To be done
Restate each of the lines given below, word for word.

Data excerpts

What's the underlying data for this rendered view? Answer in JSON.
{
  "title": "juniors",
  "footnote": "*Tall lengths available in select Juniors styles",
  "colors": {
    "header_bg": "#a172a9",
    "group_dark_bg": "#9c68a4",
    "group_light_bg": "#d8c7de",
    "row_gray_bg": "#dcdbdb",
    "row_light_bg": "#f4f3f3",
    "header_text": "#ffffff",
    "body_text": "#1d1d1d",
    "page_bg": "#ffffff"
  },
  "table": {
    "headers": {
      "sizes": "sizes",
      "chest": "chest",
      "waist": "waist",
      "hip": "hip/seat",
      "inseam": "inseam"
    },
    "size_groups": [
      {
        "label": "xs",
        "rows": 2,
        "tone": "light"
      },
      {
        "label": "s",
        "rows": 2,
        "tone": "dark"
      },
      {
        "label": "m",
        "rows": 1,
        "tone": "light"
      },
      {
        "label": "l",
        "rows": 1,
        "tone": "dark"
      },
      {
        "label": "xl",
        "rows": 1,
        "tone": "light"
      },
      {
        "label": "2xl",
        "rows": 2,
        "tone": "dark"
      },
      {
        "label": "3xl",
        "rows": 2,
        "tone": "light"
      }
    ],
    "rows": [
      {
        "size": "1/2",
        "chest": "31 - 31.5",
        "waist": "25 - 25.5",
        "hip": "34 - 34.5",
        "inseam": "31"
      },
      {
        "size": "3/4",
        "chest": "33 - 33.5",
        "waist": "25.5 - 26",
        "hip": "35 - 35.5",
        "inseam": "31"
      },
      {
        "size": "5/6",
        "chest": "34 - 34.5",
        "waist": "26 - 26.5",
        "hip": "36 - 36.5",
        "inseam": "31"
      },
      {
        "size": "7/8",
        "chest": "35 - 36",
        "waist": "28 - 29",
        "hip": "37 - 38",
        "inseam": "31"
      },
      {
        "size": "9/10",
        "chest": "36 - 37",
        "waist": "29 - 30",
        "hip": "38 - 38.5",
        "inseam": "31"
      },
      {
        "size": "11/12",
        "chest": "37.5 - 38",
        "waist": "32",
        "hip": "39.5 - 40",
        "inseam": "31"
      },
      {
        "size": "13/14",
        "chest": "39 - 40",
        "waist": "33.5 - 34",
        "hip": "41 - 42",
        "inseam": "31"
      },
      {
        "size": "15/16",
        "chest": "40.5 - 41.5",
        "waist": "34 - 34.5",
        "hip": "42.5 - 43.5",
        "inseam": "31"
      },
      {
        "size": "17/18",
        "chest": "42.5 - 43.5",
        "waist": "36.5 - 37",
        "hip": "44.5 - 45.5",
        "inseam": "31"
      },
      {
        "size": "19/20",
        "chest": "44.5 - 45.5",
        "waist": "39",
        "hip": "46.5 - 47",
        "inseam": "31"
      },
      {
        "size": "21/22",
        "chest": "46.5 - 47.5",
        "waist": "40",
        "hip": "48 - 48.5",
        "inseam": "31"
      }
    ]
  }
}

Full response
What's the underlying data for this rendered view? Answer in JSON.
{
  "title": "juniors",
  "footnote": "*Tall lengths available in select Juniors styles",
  "colors": {
    "header_bg": "#a172a9",
    "group_dark_bg": "#9c68a4",
    "group_light_bg": "#d8c7de",
    "row_gray_bg": "#dcdbdb",
    "row_light_bg": "#f4f3f3",
    "header_text": "#ffffff",
    "body_text": "#1d1d1d",
    "page_bg": "#ffffff"
  },
  "table": {
    "headers": {
      "sizes": "sizes",
      "chest": "chest",
      "waist": "waist",
      "hip": "hip/seat",
      "inseam": "inseam"
    },
    "size_groups": [
      {
        "label": "xs",
        "rows": 2,
        "tone": "light"
      },
      {
        "label": "s",
        "rows": 2,
        "tone": "dark"
      },
      {
        "label": "m",
        "rows": 1,
        "tone": "light"
      },
      {
        "label": "l",
        "rows": 1,
        "tone": "dark"
      },
      {
        "label": "xl",
        "rows": 1,
        "tone": "light"
      },
      {
        "label": "2xl",
        "rows": 2,
        "tone": "dark"
      },
      {
        "label": "3xl",
        "rows": 2,
        "tone": "light"
      }
    ],
    "rows": [
      {
        "size": "1/2",
        "chest": "31 - 31.5",
        "waist": "25 - 25.5",
        "hip": "34 - 34.5",
        "inseam": "31"
      },
      {
        "size": "3/4",
        "chest": "33 - 33.5",
        "waist": "25.5 - 26",
        "hip": "35 - 35.5",
        "inseam": "31"
      },
      {
        "size": "5/6",
        "chest": "34 - 34.5",
        "waist": "26 - 26.5",
        "hip": "36 - 36.5",
        "inseam": "31"
      },
      {
        "size": "7/8",
        "chest": "35 - 36",
        "waist": "28 - 29",
        "hip": "37 - 38",
        "inseam": "31"
      },
      {
        "size": "9/10",
        "chest": "36 - 37",
        "waist": "29 - 30",
        "hip": "38 - 38.5",
        "inseam": "31"
      },
      {
        "size": "11/12",
        "chest": "37.5 - 38",
        "waist": "32",
        "hip": "39.5 - 40",
        "inseam": "31"
      },
      {
        "size": "13/14",
        "chest": "39 - 40",
        "waist": "33.5 - 34",
        "hip": "41 - 42",
        "inseam": "31"
      },
      {
        "size": "15/16",
        "chest": "40.5 - 41.5",
        "waist": "34 - 34.5",
        "hip": "42.5 - 43.5",
        "inseam": "31"
      },
      {
        "size": "17/18",
        "chest": "42.5 - 43.5",
        "waist": "36.5 - 37",
        "hip": "44.5 - 45.5",
        "inseam": "31"
      },
      {
        "size": "19/20",
        "chest": "44.5 - 45.5",
        "waist": "39",
        "hip": "46.5 - 47",
        "inseam": "31"
      },
      {
        "size": "21/22",
        "chest": "46.5 - 47.5",
        "waist": "40",
        "hip": "48 - 48.5",
        "inseam": "31"
      }
    ]
  }
}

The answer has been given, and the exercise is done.